:: PROBLEM DETAILS ::
Pick up the essay below on Kwon Min Jhang's The Origin series and continue it from where it stops.

:: PASSAGE PROVIDED ::
....

Kwon Min Jhang

Biography

KO/EN

The Downward Light

- Kwon Min Jhang's The Origin Series, Where Spirit and Matter Are Sutured

For a long time, Western abstraction was preoccupied with separating matter from spirit. Mark Rothko pushed his color fields toward the sublime of silence and erased any sense of materiality; Pierre Soulages, in the black matière of his "Outrenoir," reduced light to nothing but a reflection on the surface. One side evaporated matter; the other left only matter behind. Kwon Min Jhang's The Origin series marks a different point on this old fork in the road. His square canvases neither erase matter nor drag spirit down onto the surface. Instead, he designs the picture so that the two meet at a single point.

He inherits the meditative repetition of Korean Dansaekhwa. But where Dansaekhwa moved toward emptying out the traces of the act, Kwon fills those traces with the movement of light.

Standing before the work, it is the center that first holds the eye. At the middle of the square plane a round light spreads outward like a wave, and at its very center stands a sharp vertex that breaks through the surface. Up close, the surface is not flat. Paint pushed up by the fingertips piles into thick ridges, and fine lines cut between them. The light is not painted but built up and carved away. Layers of dominant color catch the light differently depending on the angle of view.

....

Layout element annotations
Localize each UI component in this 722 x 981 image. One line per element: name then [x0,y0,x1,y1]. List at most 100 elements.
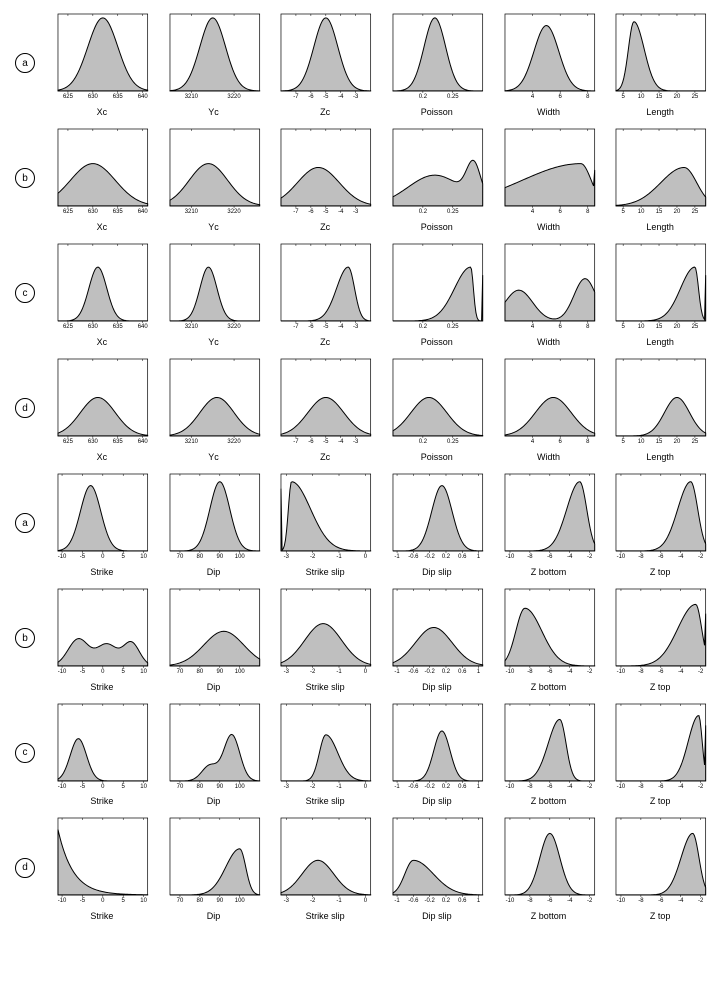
plot-area: 468 [499,10,599,105]
density-plot: 0.20.25 Poisson [387,125,487,232]
x-axis-label: Z bottom [531,796,567,806]
svg-text:-4: -4 [338,94,344,100]
svg-text:-4: -4 [567,669,573,675]
svg-text:8: 8 [586,94,590,100]
svg-text:-1: -1 [394,554,400,560]
svg-text:0.2: 0.2 [442,783,451,789]
svg-text:640: 640 [138,94,149,100]
svg-text:-2: -2 [698,898,704,904]
svg-text:10: 10 [140,554,147,560]
x-axis-label: Poisson [421,222,453,232]
svg-text:-2: -2 [698,554,704,560]
row-label-text: d [15,858,35,878]
density-plot: 0.20.25 Poisson [387,240,487,347]
svg-text:-4: -4 [567,783,573,789]
plot-area: 625630635640 [52,355,152,450]
svg-text:5: 5 [122,783,126,789]
svg-text:-8: -8 [527,898,533,904]
svg-text:5: 5 [622,439,626,445]
svg-text:625: 625 [63,94,74,100]
x-axis-label: Poisson [421,452,453,462]
svg-text:-3: -3 [284,898,290,904]
plot-area: 468 [499,355,599,450]
svg-text:-5: -5 [80,669,86,675]
density-plot: -3-2-10 Strike slip [275,700,375,807]
svg-text:1: 1 [477,898,481,904]
plot-area: -10-50510 [52,814,152,909]
row-label: b [10,585,40,692]
svg-text:70: 70 [176,554,183,560]
svg-text:-5: -5 [323,324,329,330]
svg-text:-4: -4 [678,554,684,560]
density-plot: 510152025 Length [610,355,710,462]
plot-area: 468 [499,240,599,335]
svg-text:-8: -8 [527,783,533,789]
density-plot: -7-6-5-4-3 Zc [275,355,375,462]
svg-text:80: 80 [196,554,203,560]
svg-text:-4: -4 [678,783,684,789]
plot-area: 625630635640 [52,10,152,105]
svg-text:-6: -6 [658,669,664,675]
density-plot: 625630635640 Xc [52,240,152,347]
density-plot: 625630635640 Xc [52,10,152,117]
svg-text:-2: -2 [587,554,593,560]
svg-text:6: 6 [558,324,562,330]
svg-text:20: 20 [674,439,681,445]
svg-text:4: 4 [531,324,535,330]
density-plot: 468 Width [499,240,599,347]
svg-text:-2: -2 [698,669,704,675]
svg-text:5: 5 [122,669,126,675]
svg-text:-6: -6 [547,898,553,904]
svg-text:3210: 3210 [184,94,198,100]
svg-text:-2: -2 [310,898,316,904]
svg-text:0.25: 0.25 [447,209,459,215]
plot-area: -10-8-6-4-2 [610,585,710,680]
svg-text:10: 10 [638,439,645,445]
density-plot: -7-6-5-4-3 Zc [275,240,375,347]
x-axis-label: Poisson [421,107,453,117]
svg-text:-8: -8 [527,554,533,560]
svg-text:-4: -4 [567,554,573,560]
svg-text:70: 70 [176,669,183,675]
x-axis-label: Z bottom [531,682,567,692]
density-plot: 510152025 Length [610,125,710,232]
svg-text:-4: -4 [338,324,344,330]
x-axis-label: Dip [207,682,221,692]
svg-text:0.2: 0.2 [419,324,428,330]
plot-area: 0.20.25 [387,125,487,220]
density-plot: -7-6-5-4-3 Zc [275,10,375,117]
svg-text:-0.2: -0.2 [425,669,436,675]
plot-area: 32103220 [164,240,264,335]
row-label-text: d [15,398,35,418]
svg-text:10: 10 [140,669,147,675]
density-plot: -10-8-6-4-2 Z top [610,585,710,692]
plot-area: -1-0.6-0.20.20.61 [387,814,487,909]
svg-text:0.6: 0.6 [458,554,467,560]
row-label-text: b [15,168,35,188]
density-plot: 708090100 Dip [164,814,264,921]
svg-text:15: 15 [656,209,663,215]
plot-area: 625630635640 [52,125,152,220]
plot-area: 32103220 [164,125,264,220]
x-axis-label: Yc [208,337,219,347]
x-axis-label: Strike [90,796,113,806]
svg-text:8: 8 [586,209,590,215]
density-plot: -1-0.6-0.20.20.61 Dip slip [387,700,487,807]
x-axis-label: Width [537,452,560,462]
x-axis-label: Z top [650,911,671,921]
density-plot: -3-2-10 Strike slip [275,814,375,921]
svg-text:-2: -2 [587,669,593,675]
svg-text:625: 625 [63,439,74,445]
plot-area: 510152025 [610,125,710,220]
svg-text:-1: -1 [394,669,400,675]
plot-area: -3-2-10 [275,814,375,909]
svg-text:15: 15 [656,439,663,445]
svg-text:-5: -5 [80,898,86,904]
density-plot: -10-8-6-4-2 Z top [610,814,710,921]
x-axis-label: Width [537,337,560,347]
svg-text:90: 90 [216,898,223,904]
svg-text:-10: -10 [58,554,67,560]
svg-text:15: 15 [656,94,663,100]
svg-text:0: 0 [364,669,368,675]
plot-area: -7-6-5-4-3 [275,125,375,220]
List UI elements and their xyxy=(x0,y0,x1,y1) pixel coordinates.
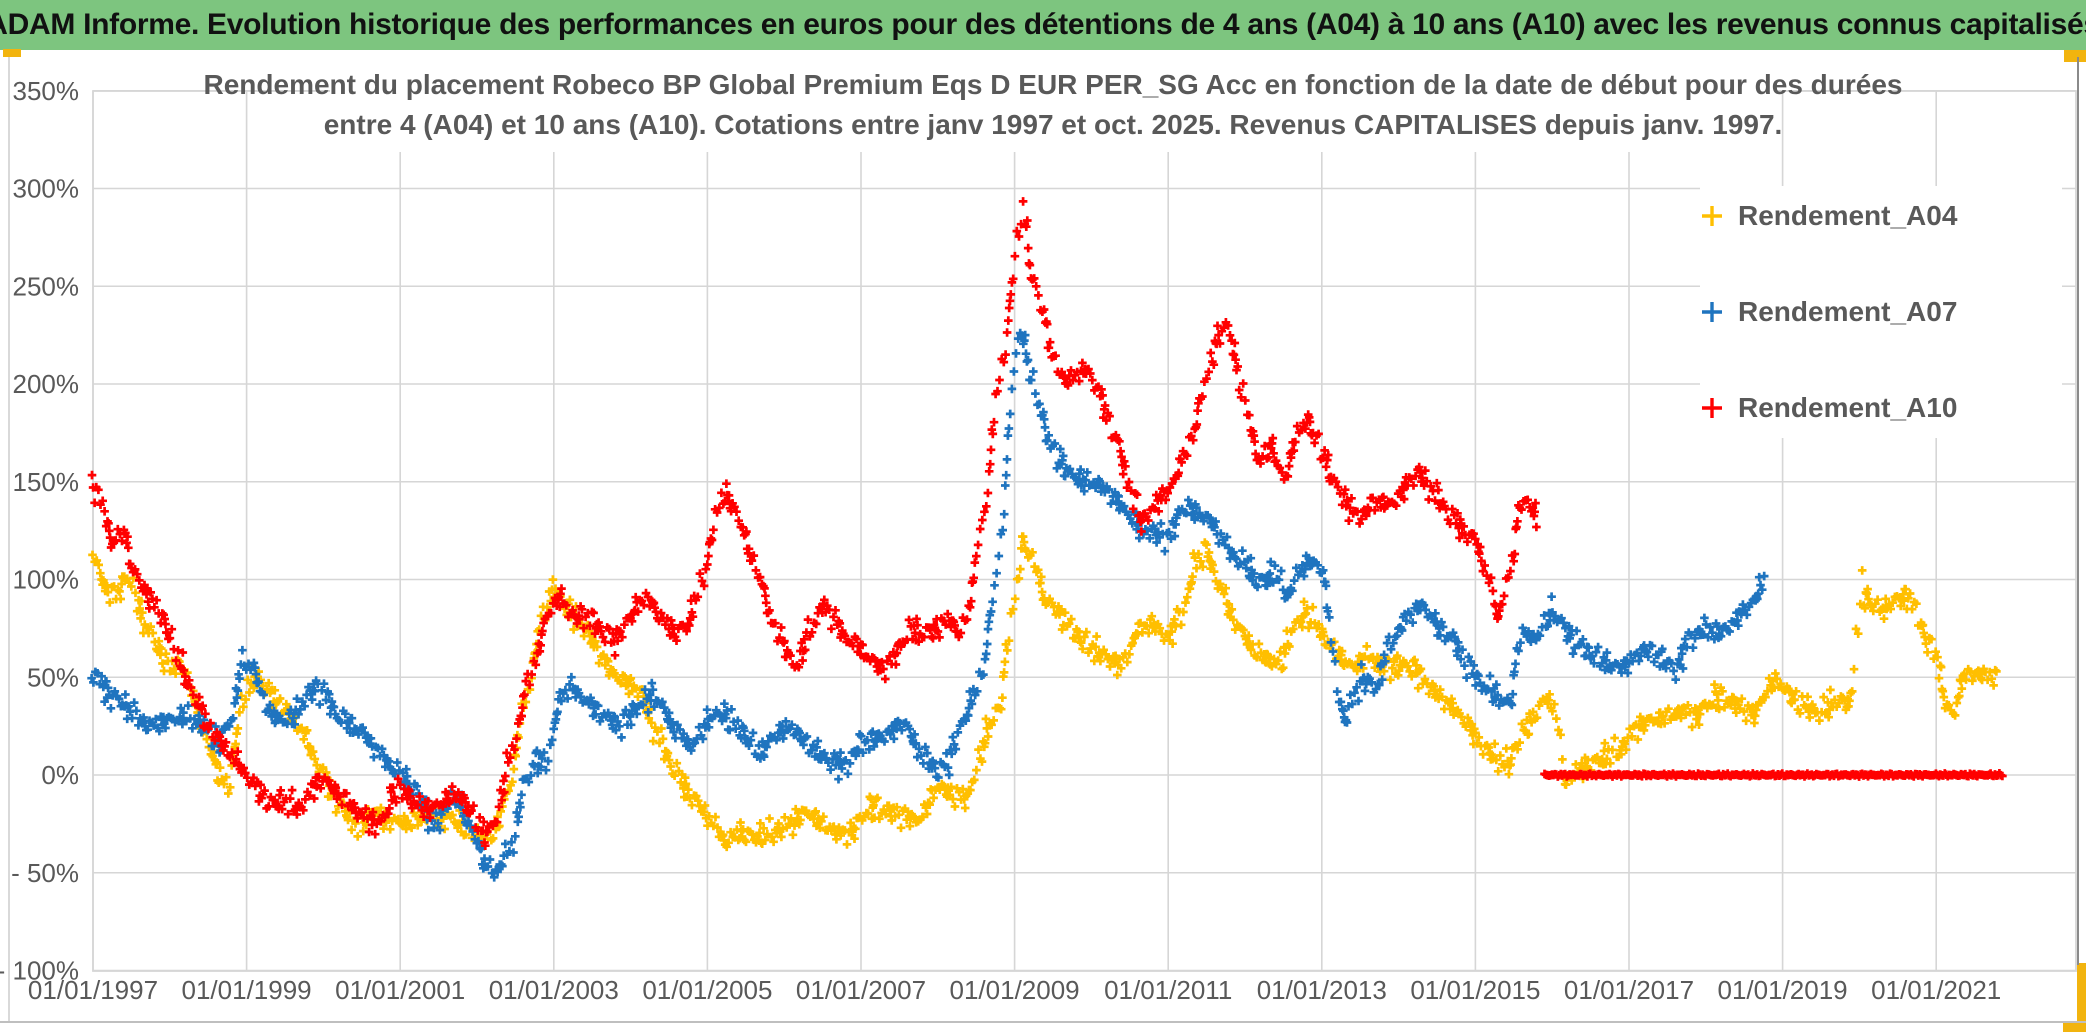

....

:: OUTPUT OF THE EXERCISE ::
- Square and Circle: The Closed and the Open

The square is the ground of reality on which we stand. Closed off by straight lines and right angles, this form points to the order of the physical world. Within it, the pulsing circle opens another dimension—a form with no boundary, one that can be drawn inward to the center or spread outward without end. Kwon does not let the two collide; he makes them hold together in a single picture. The closed square and the open circle, the still and the moving, come into balance.

The moment one meets the light at the center, the viewer is briefly released from the noise outside the self. Setting down the gaze of others and borrowed desires, one stands before the old question, "Who am I?" This pause is not static. As Einstein observed, anything with mass bends the space-time around it. The person standing before the painting also carries the weight of a particular life, so the density of time that flows before the same painting differs from one viewer to the next. Some linger long; others pass quickly. The painting allows for that difference.

- Jidu Jeomyo: Movement Fixed by the Body

Kwon has abandoned the brush. Instead of a tool, he pushes the pigment up with his fingertips. He calls this method "Jidu Jeomyo" (指頭點描). The pulse and pressure of his fingertips become the very thickness of the paint, and as that thickness accumulates it forms the plane of yang (陽). He then digs into that plane with a sharp tool of his own making, carving the lines of yin (陰). Building up and carving away follow one after the other. Yin and yang interlock on a single surface.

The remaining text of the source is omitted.